» **Aim of the task**
Find how many lines contain "todo" and state only that number.

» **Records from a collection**
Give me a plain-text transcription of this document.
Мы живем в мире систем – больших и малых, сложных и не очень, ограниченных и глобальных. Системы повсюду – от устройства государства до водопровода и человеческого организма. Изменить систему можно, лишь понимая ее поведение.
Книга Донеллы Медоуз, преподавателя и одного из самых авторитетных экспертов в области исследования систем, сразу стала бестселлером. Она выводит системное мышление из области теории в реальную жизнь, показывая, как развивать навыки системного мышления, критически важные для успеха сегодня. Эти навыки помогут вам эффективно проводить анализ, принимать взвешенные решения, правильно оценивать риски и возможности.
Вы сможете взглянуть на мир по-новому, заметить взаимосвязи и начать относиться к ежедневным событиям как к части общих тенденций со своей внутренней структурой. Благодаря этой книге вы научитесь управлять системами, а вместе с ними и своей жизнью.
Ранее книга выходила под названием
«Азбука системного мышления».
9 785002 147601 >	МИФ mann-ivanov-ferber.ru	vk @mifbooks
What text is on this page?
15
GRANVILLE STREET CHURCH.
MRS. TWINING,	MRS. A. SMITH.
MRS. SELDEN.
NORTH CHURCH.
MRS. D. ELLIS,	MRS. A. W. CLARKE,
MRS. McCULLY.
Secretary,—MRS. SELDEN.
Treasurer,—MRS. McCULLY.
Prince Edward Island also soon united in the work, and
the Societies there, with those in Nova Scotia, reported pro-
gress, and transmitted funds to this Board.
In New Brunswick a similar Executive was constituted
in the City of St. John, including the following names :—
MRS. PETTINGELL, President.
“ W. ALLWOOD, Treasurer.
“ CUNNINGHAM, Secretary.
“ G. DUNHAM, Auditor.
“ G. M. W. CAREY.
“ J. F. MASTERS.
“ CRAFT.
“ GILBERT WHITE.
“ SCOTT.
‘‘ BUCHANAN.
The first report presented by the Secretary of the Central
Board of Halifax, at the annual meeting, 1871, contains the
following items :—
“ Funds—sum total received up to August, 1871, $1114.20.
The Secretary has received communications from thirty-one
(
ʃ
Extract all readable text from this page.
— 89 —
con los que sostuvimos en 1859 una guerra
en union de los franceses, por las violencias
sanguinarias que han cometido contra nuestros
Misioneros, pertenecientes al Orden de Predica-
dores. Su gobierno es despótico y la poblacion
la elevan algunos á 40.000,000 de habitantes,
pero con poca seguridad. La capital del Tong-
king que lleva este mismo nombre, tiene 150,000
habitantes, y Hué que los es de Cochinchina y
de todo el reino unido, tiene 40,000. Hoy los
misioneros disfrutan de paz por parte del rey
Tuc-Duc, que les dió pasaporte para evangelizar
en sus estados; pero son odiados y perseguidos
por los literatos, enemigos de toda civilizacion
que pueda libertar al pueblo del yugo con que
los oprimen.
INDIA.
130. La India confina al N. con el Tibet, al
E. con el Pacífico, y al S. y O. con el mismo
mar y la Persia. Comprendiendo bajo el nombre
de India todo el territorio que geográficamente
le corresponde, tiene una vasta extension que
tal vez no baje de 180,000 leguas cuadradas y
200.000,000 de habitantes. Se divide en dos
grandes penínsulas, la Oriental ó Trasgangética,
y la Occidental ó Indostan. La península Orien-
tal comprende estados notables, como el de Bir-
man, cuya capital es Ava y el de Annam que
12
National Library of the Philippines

» **Right answer**
2